--- Task to carry out ---
Where the word "karuna" occurs in a line, return that line.

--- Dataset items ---

________________

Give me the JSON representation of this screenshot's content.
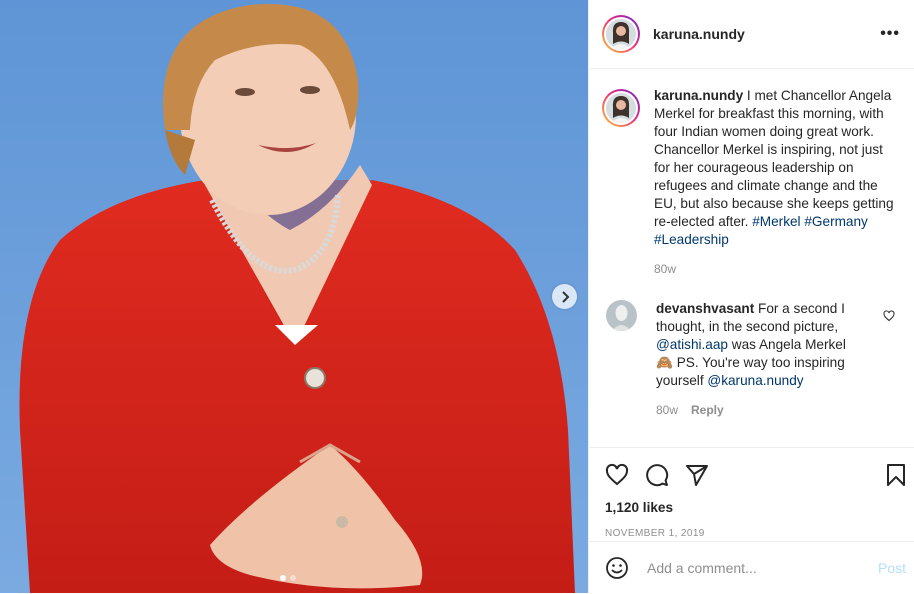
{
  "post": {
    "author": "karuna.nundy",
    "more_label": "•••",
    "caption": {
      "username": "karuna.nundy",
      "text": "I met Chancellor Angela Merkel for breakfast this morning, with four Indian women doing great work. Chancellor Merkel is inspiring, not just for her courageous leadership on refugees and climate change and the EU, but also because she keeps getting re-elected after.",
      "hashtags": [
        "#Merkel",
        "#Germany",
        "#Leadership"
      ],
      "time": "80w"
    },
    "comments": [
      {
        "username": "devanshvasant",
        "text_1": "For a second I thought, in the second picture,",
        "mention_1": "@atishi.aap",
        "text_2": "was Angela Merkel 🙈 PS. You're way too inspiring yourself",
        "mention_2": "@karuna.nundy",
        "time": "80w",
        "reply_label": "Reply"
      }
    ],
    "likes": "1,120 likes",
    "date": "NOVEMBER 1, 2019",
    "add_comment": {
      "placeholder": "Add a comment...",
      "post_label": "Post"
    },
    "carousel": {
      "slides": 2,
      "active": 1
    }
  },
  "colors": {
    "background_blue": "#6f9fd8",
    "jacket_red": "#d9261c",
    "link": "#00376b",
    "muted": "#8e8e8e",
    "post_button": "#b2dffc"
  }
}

________________

--- Completed exercise ---
    "author": "karuna.nundy",
      "username": "karuna.nundy",
        "mention_2": "@karuna.nundy",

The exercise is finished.